Input material:

>>

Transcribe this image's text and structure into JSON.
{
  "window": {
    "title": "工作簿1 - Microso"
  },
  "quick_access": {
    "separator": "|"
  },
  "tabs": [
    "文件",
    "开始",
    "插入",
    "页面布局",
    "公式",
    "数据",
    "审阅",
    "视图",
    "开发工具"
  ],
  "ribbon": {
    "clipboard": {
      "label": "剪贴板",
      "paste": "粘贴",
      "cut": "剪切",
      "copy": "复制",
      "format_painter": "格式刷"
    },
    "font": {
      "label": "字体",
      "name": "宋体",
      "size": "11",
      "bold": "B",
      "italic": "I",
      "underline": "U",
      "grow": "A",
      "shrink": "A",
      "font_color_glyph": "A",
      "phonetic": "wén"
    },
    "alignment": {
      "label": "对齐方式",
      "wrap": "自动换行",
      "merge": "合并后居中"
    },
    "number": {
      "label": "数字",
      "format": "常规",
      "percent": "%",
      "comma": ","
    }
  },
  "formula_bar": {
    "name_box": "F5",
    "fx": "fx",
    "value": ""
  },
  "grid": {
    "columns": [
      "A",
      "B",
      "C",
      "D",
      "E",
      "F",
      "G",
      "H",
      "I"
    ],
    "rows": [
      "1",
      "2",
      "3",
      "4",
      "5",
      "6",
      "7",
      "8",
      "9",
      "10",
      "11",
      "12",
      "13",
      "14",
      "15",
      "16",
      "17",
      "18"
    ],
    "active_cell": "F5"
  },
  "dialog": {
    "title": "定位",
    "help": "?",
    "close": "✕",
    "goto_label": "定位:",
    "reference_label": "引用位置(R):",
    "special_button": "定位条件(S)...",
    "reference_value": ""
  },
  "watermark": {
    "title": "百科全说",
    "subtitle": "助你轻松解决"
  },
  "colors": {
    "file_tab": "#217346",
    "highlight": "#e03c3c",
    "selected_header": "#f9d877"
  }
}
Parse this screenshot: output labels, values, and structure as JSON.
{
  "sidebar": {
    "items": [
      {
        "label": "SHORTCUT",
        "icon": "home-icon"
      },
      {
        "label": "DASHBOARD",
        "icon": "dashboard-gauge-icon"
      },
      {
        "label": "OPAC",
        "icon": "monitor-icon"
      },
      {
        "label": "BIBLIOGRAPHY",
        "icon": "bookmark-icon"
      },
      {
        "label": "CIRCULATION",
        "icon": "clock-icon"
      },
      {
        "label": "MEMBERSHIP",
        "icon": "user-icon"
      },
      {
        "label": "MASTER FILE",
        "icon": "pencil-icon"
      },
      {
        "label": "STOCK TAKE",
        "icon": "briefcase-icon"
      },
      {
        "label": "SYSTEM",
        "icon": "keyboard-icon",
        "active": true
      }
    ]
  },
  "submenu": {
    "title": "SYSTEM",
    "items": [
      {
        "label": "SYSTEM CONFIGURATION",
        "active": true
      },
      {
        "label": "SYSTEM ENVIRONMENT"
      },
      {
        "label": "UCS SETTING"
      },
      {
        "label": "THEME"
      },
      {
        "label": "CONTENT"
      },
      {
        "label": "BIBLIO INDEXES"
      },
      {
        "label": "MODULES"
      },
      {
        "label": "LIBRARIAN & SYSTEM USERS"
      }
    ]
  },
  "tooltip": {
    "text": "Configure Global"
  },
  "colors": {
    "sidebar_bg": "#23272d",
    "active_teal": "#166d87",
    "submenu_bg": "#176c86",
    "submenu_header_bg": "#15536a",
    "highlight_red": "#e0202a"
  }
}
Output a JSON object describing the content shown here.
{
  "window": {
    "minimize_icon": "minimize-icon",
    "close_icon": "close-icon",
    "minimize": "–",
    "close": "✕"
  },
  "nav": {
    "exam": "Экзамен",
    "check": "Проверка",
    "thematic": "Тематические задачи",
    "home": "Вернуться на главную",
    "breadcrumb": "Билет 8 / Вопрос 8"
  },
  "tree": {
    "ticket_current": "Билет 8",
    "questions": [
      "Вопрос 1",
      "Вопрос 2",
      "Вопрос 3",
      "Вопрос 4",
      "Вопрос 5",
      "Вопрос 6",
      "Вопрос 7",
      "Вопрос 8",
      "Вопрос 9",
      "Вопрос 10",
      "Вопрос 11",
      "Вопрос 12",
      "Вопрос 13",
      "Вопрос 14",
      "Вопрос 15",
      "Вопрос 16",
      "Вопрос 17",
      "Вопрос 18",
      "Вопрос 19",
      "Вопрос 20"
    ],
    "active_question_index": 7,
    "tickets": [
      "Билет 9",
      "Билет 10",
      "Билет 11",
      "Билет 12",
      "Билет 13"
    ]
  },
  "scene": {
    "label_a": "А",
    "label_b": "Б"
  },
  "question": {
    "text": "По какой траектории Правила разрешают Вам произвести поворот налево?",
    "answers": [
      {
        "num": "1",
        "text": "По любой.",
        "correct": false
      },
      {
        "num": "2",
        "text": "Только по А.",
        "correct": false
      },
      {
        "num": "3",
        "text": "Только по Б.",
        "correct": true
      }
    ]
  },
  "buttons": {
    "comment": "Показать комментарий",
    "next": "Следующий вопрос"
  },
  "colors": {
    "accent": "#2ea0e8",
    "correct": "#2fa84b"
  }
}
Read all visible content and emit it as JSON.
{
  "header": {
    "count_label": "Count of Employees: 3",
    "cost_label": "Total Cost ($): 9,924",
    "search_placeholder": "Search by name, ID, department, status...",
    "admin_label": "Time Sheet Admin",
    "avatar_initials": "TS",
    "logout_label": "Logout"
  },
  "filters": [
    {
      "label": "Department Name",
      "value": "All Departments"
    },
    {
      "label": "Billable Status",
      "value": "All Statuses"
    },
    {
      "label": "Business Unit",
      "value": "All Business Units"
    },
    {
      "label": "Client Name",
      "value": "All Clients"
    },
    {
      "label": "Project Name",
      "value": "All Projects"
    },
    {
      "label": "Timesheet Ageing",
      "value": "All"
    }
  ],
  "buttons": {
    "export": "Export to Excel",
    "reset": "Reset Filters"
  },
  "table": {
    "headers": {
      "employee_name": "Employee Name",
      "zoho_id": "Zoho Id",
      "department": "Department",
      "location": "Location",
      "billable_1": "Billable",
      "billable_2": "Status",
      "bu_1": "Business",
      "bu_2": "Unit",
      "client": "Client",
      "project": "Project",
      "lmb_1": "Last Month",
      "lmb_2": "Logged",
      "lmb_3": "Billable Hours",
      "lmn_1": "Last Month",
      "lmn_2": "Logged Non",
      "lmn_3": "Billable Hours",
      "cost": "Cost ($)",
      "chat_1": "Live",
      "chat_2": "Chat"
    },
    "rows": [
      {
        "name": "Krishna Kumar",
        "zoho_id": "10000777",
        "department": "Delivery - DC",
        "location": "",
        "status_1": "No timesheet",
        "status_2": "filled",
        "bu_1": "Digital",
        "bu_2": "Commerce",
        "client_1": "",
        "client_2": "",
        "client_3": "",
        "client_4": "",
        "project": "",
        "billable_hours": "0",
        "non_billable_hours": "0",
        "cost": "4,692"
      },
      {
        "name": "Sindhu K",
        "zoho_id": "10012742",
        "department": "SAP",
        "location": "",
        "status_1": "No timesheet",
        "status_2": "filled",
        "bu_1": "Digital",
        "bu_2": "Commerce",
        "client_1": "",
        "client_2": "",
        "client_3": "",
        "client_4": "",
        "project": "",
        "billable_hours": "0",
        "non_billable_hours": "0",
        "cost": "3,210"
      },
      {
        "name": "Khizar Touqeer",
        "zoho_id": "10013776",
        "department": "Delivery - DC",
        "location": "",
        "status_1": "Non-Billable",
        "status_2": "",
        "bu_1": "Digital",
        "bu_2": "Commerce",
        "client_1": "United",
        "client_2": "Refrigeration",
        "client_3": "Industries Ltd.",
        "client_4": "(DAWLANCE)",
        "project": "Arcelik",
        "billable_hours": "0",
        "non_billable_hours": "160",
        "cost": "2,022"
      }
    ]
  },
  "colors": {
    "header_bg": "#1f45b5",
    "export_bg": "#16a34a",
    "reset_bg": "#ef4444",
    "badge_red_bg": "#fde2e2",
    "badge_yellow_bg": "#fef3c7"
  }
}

<<

Short task: Using the listing, collect all lines in which the string "text" is found.

Completed exercise:
Transcribe this image's text and structure into JSON.
    "text": "Configure Global"
    "text": "По какой траектории Правила разрешают Вам произвести поворот налево?",
        "text": "По любой.",
        "text": "Только по А.",
        "text": "Только по Б.",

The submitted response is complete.